§ GIVEN EXERCISE:
Copy each line with the word "Frontend" in it.

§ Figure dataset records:
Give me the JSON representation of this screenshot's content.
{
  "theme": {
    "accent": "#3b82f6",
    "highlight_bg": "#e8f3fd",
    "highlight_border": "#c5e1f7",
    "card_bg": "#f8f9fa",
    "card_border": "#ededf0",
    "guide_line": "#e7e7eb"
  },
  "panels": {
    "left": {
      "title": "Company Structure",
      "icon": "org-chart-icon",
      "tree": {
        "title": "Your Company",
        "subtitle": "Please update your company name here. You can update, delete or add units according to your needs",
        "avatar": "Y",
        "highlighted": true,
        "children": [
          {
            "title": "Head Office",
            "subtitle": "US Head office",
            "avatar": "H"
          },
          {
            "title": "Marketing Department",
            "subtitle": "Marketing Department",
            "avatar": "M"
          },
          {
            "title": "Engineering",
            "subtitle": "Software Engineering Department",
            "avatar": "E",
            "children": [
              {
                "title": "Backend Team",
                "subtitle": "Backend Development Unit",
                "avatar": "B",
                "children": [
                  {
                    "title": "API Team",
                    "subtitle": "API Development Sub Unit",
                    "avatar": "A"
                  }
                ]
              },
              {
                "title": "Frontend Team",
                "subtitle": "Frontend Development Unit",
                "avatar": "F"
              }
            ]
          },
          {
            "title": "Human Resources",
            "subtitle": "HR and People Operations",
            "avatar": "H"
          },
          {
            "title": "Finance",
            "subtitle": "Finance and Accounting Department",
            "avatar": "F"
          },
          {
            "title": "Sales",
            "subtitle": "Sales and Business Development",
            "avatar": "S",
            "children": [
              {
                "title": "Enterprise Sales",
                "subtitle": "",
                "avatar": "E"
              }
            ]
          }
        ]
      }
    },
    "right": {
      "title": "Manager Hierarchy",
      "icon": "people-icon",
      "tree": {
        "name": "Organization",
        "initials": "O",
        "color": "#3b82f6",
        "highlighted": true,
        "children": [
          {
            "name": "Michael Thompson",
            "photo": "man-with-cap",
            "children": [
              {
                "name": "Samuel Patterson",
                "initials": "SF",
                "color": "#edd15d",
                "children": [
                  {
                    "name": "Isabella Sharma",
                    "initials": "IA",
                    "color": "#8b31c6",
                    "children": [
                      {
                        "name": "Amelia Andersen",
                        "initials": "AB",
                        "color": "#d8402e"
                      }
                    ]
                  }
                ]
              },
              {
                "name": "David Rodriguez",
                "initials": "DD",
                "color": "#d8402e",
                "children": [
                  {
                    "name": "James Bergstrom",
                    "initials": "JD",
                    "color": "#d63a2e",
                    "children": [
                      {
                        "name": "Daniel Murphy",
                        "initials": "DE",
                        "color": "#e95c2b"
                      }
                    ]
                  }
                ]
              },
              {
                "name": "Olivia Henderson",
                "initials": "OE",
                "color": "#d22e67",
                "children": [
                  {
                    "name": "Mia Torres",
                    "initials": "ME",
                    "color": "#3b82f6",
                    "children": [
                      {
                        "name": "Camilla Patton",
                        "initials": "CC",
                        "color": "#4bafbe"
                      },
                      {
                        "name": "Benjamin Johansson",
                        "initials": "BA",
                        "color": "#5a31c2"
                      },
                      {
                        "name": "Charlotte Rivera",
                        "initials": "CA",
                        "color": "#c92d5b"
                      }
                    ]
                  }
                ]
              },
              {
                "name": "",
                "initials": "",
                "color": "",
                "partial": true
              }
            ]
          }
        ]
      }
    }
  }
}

§ FINISHED ANSWER:
                "title": "Frontend Team",
                "subtitle": "Frontend Development Unit",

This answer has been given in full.